PROBLEM ▸
Each line holding the word "What" counts once; give the total and nothing more.

Stored data ▸
+===+
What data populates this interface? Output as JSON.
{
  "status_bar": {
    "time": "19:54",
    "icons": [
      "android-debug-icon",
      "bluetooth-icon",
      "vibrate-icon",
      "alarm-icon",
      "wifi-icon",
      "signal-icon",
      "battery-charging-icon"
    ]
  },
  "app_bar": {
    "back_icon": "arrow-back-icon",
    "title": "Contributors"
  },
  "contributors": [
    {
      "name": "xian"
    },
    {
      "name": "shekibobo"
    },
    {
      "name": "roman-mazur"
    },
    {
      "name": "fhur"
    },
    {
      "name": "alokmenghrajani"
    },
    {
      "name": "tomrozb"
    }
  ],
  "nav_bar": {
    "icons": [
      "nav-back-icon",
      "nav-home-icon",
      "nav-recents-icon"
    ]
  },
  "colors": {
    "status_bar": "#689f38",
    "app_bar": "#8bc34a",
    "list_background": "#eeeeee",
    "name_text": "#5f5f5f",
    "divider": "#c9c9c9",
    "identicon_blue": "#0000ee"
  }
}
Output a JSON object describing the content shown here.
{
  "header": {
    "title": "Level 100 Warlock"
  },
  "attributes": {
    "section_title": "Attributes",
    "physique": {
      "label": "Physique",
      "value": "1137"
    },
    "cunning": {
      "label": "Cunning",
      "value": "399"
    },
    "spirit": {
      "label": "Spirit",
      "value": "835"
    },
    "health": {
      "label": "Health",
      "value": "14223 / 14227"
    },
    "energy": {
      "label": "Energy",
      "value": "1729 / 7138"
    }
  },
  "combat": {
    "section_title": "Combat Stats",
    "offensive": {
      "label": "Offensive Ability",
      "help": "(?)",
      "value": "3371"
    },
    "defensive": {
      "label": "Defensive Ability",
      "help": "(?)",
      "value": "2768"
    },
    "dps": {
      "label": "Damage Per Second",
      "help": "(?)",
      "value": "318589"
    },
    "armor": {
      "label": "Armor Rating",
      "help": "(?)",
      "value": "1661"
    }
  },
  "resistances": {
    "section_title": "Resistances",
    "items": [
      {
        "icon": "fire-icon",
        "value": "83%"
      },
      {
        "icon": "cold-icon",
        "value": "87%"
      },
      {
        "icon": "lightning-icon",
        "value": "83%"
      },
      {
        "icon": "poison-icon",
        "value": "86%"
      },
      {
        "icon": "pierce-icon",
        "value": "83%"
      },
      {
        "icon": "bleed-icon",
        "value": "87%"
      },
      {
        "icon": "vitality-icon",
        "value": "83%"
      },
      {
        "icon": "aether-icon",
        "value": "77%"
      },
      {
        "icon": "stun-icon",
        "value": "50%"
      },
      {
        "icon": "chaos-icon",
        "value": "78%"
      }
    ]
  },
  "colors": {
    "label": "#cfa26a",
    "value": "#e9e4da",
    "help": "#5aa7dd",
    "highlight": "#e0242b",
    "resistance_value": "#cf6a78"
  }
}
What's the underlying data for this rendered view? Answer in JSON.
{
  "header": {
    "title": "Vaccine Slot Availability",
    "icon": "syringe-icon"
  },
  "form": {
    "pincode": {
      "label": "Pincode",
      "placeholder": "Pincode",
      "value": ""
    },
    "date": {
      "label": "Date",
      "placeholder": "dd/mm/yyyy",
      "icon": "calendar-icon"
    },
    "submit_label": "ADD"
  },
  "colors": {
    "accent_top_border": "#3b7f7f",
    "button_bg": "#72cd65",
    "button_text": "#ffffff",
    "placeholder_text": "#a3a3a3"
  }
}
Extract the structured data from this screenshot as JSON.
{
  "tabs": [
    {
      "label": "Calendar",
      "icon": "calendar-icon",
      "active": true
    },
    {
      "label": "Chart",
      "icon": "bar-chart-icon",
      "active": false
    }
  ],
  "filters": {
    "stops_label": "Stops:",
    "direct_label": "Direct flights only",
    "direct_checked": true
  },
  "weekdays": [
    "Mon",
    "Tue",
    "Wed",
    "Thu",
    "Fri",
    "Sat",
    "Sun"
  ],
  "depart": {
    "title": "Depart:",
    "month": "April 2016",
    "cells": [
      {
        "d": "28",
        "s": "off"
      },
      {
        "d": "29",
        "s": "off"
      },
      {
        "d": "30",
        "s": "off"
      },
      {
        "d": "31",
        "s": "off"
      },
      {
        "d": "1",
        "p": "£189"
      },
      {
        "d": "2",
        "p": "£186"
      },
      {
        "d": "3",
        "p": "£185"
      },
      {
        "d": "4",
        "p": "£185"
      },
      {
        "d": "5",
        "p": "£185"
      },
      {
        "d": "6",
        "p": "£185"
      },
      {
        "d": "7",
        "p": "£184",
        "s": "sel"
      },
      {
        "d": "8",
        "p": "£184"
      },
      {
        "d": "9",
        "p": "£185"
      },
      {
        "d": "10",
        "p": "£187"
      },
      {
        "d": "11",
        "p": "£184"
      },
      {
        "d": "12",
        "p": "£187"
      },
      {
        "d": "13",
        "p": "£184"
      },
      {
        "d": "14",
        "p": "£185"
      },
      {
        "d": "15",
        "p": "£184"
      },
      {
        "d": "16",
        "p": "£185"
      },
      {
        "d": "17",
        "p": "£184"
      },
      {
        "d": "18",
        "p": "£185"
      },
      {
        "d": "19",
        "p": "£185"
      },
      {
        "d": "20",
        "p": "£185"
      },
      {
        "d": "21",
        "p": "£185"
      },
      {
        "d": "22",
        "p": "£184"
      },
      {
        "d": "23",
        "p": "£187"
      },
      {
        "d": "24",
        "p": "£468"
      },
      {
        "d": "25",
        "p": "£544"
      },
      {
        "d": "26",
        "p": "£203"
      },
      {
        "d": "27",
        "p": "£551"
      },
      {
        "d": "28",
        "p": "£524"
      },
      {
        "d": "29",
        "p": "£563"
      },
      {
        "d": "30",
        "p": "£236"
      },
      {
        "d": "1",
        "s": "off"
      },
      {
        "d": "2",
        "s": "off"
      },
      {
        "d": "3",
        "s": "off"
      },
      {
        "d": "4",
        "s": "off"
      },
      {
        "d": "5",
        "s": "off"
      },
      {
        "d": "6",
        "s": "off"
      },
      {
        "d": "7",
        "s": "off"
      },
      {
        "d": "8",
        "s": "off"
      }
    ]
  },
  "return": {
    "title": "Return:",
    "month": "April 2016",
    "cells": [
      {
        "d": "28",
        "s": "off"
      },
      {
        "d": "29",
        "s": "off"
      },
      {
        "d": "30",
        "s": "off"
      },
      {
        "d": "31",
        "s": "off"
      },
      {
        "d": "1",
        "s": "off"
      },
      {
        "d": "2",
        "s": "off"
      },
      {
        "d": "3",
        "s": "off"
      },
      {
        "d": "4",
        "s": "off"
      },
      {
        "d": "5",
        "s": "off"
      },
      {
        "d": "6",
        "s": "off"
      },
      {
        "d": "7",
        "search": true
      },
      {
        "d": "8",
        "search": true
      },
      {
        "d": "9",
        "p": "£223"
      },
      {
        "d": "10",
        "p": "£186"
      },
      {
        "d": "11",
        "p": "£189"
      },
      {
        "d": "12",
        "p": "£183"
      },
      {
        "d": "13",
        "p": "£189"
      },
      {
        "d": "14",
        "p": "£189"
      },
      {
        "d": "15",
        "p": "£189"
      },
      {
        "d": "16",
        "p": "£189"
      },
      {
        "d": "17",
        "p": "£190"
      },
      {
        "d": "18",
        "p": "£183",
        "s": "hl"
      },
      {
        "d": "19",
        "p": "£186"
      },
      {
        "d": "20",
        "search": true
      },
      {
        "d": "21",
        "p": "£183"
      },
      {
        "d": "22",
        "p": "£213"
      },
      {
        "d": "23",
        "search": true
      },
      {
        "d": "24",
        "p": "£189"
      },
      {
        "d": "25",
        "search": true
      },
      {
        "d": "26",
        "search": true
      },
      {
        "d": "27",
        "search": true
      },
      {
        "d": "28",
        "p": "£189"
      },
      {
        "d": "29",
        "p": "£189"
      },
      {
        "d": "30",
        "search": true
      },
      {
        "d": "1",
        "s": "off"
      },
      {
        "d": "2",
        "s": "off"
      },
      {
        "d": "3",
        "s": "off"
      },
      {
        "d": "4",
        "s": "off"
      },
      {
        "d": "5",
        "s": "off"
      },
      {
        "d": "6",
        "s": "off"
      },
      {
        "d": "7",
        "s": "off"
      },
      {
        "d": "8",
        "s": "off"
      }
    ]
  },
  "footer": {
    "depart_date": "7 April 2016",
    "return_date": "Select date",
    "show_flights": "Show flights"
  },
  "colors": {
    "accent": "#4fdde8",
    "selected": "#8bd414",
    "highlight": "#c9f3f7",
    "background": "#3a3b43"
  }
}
+===+
ANSWER TO THIS PROBLEM ▸
2